## Your instructions
Pull out every line in the data that has the string "powietrza" in it.

Stored records:
--
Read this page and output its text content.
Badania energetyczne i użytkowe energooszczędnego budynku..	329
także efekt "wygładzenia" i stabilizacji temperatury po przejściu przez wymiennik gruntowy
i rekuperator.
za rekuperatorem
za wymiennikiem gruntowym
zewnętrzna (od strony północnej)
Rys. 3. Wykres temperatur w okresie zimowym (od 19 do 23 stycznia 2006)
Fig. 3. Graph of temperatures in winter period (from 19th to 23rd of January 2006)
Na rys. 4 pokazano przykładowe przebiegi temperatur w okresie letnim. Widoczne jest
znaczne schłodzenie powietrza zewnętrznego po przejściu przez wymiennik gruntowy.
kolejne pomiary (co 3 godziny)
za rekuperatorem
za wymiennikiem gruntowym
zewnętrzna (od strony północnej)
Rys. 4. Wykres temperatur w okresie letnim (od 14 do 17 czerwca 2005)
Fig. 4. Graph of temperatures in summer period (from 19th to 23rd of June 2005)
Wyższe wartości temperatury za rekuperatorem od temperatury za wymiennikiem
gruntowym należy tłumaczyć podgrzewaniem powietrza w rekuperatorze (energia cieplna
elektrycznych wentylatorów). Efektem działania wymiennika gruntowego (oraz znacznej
--
## Response
znaczne schłodzenie powietrza zewnętrznego po przejściu przez wymiennik gruntowy.
gruntowym należy tłumaczyć podgrzewaniem powietrza w rekuperatorze (energia cieplna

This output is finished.